* Given records
--------

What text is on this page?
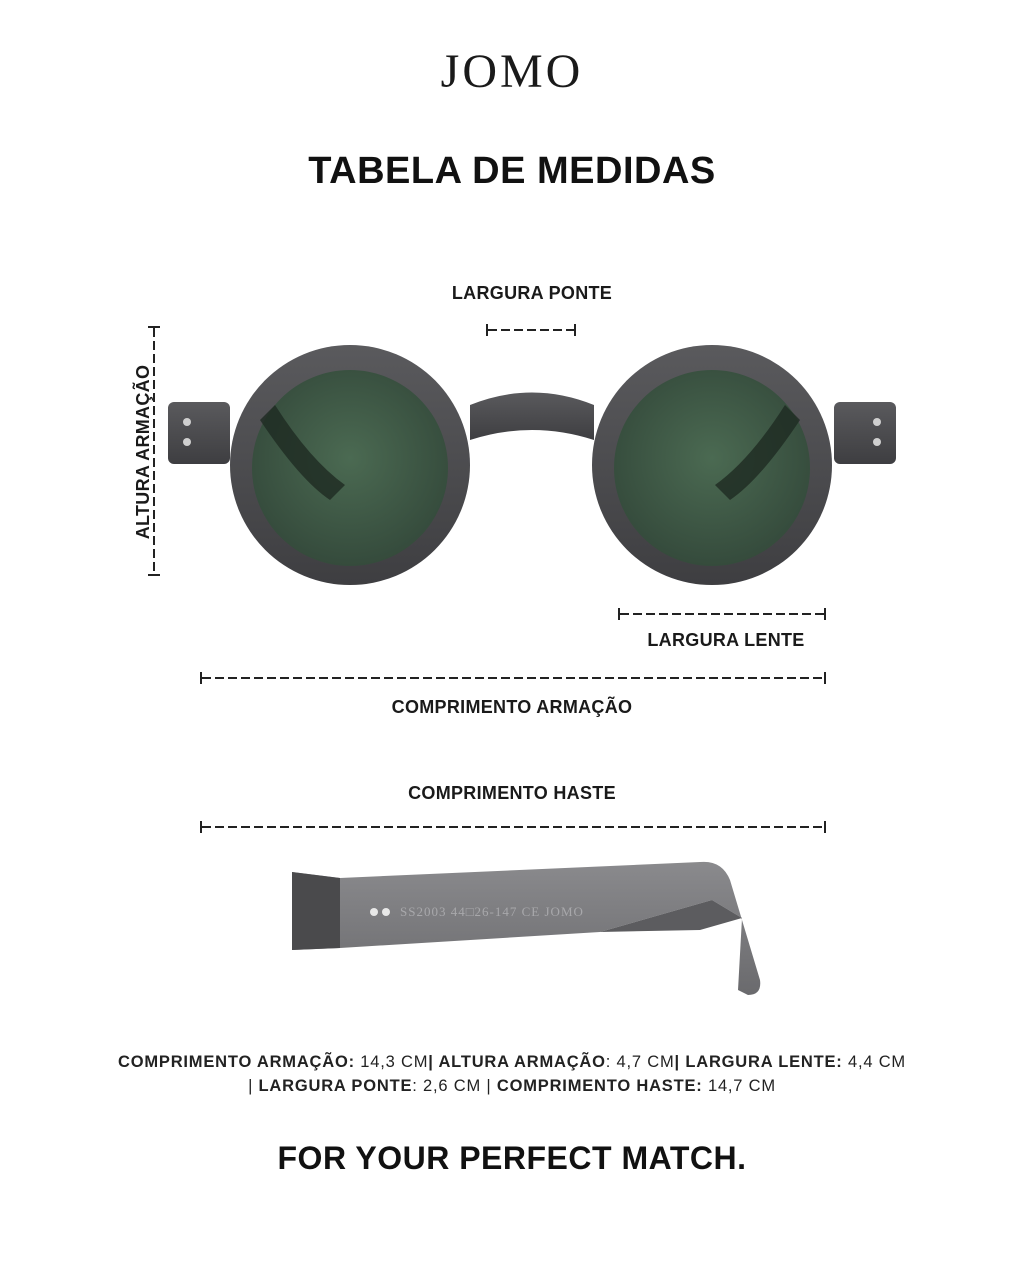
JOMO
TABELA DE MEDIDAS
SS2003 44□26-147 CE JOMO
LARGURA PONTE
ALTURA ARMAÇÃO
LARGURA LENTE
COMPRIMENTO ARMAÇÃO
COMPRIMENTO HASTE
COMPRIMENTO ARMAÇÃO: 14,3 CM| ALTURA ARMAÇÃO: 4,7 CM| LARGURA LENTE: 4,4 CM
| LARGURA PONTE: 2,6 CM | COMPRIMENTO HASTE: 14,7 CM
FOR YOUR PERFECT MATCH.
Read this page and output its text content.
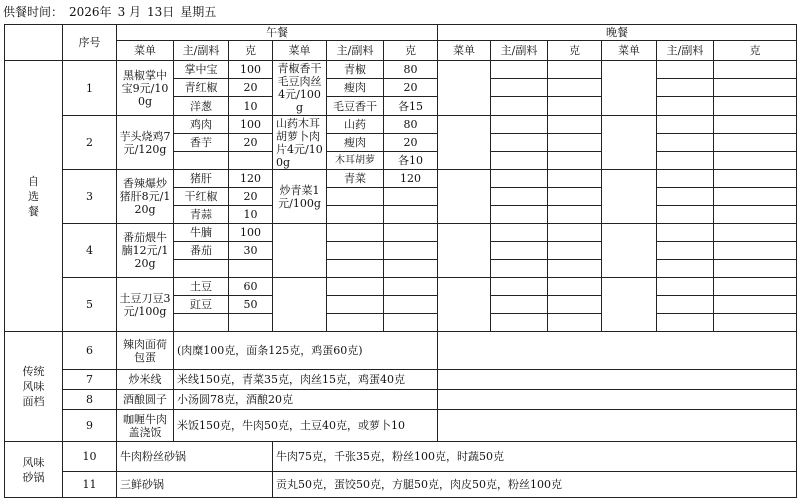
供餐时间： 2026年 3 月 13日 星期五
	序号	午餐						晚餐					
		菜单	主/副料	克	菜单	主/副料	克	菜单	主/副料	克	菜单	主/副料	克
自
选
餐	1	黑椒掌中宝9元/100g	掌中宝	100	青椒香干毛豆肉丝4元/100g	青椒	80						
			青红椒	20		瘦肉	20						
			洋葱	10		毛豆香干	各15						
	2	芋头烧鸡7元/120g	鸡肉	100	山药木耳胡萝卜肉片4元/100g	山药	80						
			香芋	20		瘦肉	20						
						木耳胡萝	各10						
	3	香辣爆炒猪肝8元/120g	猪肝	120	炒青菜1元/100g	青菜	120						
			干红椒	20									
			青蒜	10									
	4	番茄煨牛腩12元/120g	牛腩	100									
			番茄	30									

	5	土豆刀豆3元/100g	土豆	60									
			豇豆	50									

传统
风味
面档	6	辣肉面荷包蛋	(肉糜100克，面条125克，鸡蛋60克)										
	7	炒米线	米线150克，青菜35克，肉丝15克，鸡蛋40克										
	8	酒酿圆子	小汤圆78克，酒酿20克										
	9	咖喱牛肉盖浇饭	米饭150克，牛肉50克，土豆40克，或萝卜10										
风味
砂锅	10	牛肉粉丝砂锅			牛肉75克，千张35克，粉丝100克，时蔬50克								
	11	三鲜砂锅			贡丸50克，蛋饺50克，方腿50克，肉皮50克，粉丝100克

--------

* Exercise aim
Reproduce every record word for word. The copy must contain no pictures.

* Answer to this task
What text is on this page?
JOMO
TABELA DE MEDIDAS
SS2003 44□26-147 CE JOMO
LARGURA PONTE
ALTURA ARMAÇÃO
LARGURA LENTE
COMPRIMENTO ARMAÇÃO
COMPRIMENTO HASTE
COMPRIMENTO ARMAÇÃO: 14,3 CM| ALTURA ARMAÇÃO: 4,7 CM| LARGURA LENTE: 4,4 CM
| LARGURA PONTE: 2,6 CM | COMPRIMENTO HASTE: 14,7 CM
FOR YOUR PERFECT MATCH.
Read this page and output its text content.
供餐时间： 2026年 3 月 13日 星期五
	序号	午餐						晚餐					
		菜单	主/副料	克	菜单	主/副料	克	菜单	主/副料	克	菜单	主/副料	克
自
选
餐	1	黑椒掌中宝9元/100g	掌中宝	100	青椒香干毛豆肉丝4元/100g	青椒	80						
			青红椒	20		瘦肉	20						
			洋葱	10		毛豆香干	各15						
	2	芋头烧鸡7元/120g	鸡肉	100	山药木耳胡萝卜肉片4元/100g	山药	80						
			香芋	20		瘦肉	20						
						木耳胡萝	各10						
	3	香辣爆炒猪肝8元/120g	猪肝	120	炒青菜1元/100g	青菜	120						
			干红椒	20									
			青蒜	10									
	4	番茄煨牛腩12元/120g	牛腩	100									
			番茄	30									

	5	土豆刀豆3元/100g	土豆	60									
			豇豆	50									

传统
风味
面档	6	辣肉面荷包蛋	(肉糜100克，面条125克，鸡蛋60克)										
	7	炒米线	米线150克，青菜35克，肉丝15克，鸡蛋40克										
	8	酒酿圆子	小汤圆78克，酒酿20克										
	9	咖喱牛肉盖浇饭	米饭150克，牛肉50克，土豆40克，或萝卜10										
风味
砂锅	10	牛肉粉丝砂锅			牛肉75克，千张35克，粉丝100克，时蔬50克								
	11	三鲜砂锅			贡丸50克，蛋饺50克，方腿50克，肉皮50克，粉丝100克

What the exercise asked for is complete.